■ **TASK TO COMPLETE**:
Give the number of lines containing "Trichkova" in this listing, with no other words.
-- Start of INFORMATION GIVEN --
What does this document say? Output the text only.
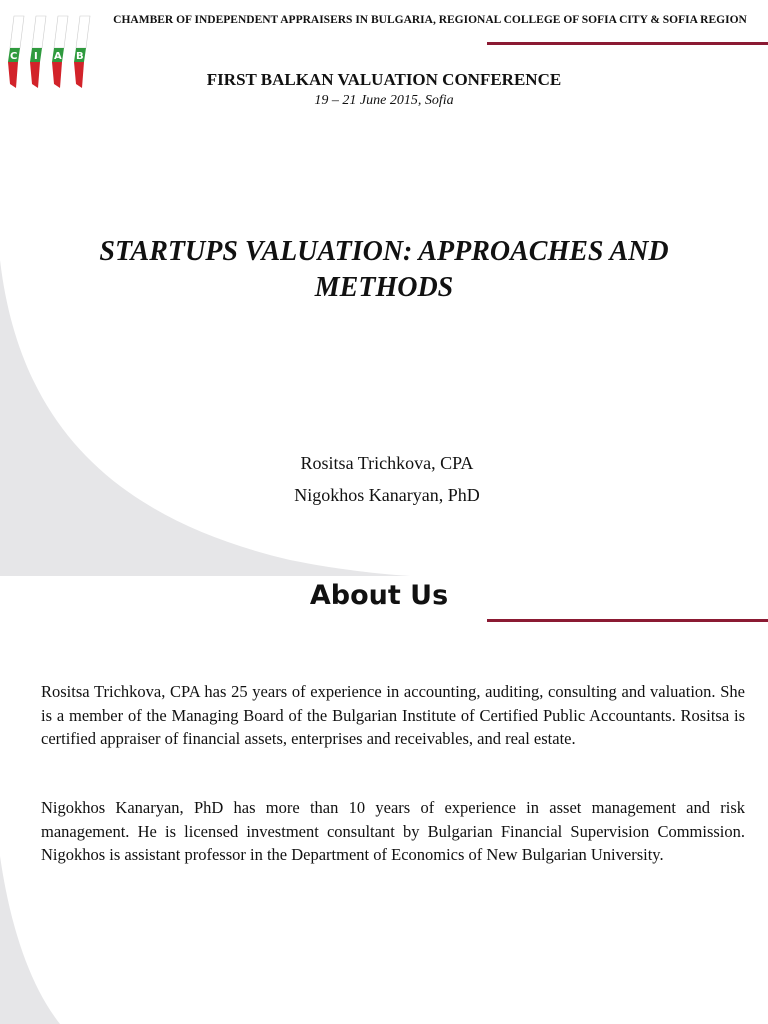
C I A B
CHAMBER OF INDEPENDENT APPRAISERS IN BULGARIA, REGIONAL COLLEGE OF SOFIA CITY & SOFIA REGION
FIRST BALKAN VALUATION CONFERENCE
19 – 21 June 2015, Sofia
STARTUPS VALUATION: APPROACHES AND METHODS
Rositsa Trichkova, CPA
Nigokhos Kanaryan, PhD
About Us
Rositsa Trichkova, CPA has 25 years of experience in accounting, auditing, consulting and valuation. She is a member of the Managing Board of the Bulgarian Institute of Certified Public Accountants. Rositsa is certified appraiser of financial assets, enterprises and receivables, and real estate.
Nigokhos Kanaryan, PhD has more than 10 years of experience in asset management and risk management. He is licensed investment consultant by Bulgarian Financial Supervision Commission. Nigokhos is assistant professor in the Department of Economics of New Bulgarian University.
-- End of INFORMATION GIVEN --
■ **TASK RESPONSE**:
2